Data listing:
• • •
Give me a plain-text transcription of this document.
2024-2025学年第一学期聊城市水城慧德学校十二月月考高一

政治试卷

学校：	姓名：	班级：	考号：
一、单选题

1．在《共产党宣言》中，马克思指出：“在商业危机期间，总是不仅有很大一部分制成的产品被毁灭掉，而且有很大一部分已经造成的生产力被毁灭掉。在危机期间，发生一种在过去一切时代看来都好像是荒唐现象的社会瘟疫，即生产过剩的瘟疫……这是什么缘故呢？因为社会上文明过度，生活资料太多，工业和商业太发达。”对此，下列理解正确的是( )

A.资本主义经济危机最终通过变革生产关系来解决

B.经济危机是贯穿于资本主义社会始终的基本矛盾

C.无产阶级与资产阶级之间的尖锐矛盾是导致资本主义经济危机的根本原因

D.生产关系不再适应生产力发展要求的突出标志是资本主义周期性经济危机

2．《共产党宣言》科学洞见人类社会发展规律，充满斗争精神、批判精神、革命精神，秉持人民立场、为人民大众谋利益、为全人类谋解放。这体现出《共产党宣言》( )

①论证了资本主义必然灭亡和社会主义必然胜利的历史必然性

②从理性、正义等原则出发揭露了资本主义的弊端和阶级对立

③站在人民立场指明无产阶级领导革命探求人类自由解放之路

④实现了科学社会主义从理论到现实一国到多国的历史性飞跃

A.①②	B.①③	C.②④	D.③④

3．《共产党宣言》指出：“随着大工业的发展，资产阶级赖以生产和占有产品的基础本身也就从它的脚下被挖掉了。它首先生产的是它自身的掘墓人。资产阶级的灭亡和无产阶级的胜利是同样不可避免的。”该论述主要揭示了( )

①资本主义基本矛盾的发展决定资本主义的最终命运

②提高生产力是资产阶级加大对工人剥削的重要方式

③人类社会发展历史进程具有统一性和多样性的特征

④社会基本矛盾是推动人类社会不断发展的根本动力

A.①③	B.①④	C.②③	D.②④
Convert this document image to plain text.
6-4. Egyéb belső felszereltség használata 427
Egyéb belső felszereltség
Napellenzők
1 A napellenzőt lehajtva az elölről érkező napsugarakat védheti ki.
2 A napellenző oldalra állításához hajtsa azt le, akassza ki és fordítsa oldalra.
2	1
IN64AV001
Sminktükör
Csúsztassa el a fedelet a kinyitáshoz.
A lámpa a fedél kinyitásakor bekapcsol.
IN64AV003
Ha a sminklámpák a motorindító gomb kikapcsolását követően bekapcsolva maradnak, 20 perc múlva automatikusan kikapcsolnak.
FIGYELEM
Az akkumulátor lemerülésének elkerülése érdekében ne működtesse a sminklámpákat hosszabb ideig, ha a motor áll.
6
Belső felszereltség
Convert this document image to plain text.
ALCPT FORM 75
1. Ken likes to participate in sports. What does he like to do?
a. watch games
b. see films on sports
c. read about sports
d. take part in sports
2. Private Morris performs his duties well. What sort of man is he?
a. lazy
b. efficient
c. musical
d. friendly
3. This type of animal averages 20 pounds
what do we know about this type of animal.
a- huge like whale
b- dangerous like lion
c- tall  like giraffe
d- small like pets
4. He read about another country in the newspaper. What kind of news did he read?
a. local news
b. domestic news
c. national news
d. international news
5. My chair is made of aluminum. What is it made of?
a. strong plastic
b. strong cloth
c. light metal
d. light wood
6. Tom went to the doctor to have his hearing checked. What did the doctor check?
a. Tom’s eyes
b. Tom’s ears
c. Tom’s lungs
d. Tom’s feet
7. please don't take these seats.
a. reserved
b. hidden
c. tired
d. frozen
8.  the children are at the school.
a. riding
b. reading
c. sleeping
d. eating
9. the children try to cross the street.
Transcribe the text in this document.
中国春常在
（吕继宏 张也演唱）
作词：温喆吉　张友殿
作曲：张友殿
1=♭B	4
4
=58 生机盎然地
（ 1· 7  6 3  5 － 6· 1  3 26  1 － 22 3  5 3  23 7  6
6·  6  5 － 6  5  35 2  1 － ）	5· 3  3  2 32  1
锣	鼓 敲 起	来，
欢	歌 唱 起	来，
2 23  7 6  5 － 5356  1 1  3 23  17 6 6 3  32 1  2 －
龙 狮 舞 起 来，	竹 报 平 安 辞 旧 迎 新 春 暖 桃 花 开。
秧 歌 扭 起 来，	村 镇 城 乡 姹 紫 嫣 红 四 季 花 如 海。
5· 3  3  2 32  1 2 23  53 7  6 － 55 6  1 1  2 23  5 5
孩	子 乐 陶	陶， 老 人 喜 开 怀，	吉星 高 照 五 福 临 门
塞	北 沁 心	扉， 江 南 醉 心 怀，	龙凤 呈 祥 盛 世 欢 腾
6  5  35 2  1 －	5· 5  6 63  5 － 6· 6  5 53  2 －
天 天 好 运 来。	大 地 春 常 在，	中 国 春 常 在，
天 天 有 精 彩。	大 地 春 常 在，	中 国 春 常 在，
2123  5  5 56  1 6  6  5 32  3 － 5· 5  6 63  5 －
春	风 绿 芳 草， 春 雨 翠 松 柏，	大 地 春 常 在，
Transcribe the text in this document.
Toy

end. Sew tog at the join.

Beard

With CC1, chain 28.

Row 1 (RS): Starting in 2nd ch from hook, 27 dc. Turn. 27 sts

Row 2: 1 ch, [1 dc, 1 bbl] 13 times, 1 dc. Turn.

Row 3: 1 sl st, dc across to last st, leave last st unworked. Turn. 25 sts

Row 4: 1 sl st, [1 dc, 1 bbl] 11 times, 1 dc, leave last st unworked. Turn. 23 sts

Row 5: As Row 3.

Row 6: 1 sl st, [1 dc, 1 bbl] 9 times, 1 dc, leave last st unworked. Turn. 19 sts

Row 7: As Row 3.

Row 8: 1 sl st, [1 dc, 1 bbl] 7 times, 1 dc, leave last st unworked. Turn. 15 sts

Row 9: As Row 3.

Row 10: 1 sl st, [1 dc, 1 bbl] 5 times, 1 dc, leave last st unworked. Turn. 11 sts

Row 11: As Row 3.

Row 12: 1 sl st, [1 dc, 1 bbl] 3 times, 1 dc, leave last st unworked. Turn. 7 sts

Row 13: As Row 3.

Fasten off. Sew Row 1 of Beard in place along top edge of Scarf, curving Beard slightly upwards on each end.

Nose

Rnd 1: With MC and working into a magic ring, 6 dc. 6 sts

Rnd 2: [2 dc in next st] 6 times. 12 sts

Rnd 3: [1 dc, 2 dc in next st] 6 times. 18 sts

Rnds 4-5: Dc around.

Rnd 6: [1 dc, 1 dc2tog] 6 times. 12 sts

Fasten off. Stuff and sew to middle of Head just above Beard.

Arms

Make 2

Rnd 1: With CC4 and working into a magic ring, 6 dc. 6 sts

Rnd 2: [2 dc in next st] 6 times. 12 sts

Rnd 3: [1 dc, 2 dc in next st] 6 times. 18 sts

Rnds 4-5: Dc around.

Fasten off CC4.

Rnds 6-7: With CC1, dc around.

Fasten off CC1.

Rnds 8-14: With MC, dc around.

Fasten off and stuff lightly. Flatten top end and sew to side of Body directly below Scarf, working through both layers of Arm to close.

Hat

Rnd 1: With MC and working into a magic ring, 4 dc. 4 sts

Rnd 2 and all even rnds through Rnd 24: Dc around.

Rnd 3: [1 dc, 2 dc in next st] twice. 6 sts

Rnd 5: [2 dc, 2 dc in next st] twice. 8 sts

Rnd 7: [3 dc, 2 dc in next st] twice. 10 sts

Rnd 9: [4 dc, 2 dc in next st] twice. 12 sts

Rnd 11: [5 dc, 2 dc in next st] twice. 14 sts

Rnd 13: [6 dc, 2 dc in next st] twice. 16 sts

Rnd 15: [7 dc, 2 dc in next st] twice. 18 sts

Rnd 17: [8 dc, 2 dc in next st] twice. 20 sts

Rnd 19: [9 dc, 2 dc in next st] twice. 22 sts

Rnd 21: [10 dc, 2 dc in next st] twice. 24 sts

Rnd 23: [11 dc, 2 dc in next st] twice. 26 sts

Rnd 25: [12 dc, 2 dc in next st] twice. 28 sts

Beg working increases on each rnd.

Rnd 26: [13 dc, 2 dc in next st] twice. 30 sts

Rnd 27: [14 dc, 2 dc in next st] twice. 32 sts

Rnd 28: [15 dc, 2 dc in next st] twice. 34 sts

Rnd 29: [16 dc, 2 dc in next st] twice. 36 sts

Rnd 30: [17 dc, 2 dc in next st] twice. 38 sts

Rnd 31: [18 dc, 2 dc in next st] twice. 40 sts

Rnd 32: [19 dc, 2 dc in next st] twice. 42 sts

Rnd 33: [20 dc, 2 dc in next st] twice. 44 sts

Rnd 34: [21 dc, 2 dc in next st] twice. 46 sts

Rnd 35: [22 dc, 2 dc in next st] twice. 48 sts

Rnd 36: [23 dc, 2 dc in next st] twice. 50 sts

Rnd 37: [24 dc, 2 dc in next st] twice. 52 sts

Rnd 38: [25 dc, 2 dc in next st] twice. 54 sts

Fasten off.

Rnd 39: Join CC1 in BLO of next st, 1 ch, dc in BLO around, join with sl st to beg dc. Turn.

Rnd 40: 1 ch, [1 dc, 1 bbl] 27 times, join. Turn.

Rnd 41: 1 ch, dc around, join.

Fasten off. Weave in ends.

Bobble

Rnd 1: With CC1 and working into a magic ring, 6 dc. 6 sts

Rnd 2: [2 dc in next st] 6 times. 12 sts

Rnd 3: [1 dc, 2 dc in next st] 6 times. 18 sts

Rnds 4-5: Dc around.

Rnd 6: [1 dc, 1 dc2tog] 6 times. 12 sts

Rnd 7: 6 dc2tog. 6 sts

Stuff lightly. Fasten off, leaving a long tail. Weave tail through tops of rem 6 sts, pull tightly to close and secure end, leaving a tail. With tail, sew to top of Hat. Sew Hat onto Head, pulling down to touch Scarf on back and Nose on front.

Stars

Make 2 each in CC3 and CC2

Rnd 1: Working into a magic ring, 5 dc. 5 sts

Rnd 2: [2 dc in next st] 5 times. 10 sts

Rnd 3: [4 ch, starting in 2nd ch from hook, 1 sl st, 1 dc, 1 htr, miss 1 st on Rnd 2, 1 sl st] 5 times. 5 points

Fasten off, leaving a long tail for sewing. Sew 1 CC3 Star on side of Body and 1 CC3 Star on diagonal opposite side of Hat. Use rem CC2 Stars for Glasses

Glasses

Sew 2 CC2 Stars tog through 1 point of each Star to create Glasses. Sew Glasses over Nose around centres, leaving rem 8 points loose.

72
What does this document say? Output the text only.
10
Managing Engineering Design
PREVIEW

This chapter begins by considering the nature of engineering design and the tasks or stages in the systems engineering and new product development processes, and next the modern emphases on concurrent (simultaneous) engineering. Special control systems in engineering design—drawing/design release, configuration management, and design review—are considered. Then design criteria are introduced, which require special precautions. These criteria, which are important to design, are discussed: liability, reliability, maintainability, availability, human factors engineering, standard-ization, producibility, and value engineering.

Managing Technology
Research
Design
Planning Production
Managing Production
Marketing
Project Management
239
• • •
**Aim of the exercise**
Say how many lines in the records above hold "animal", and give no other text.

**Complete response**
2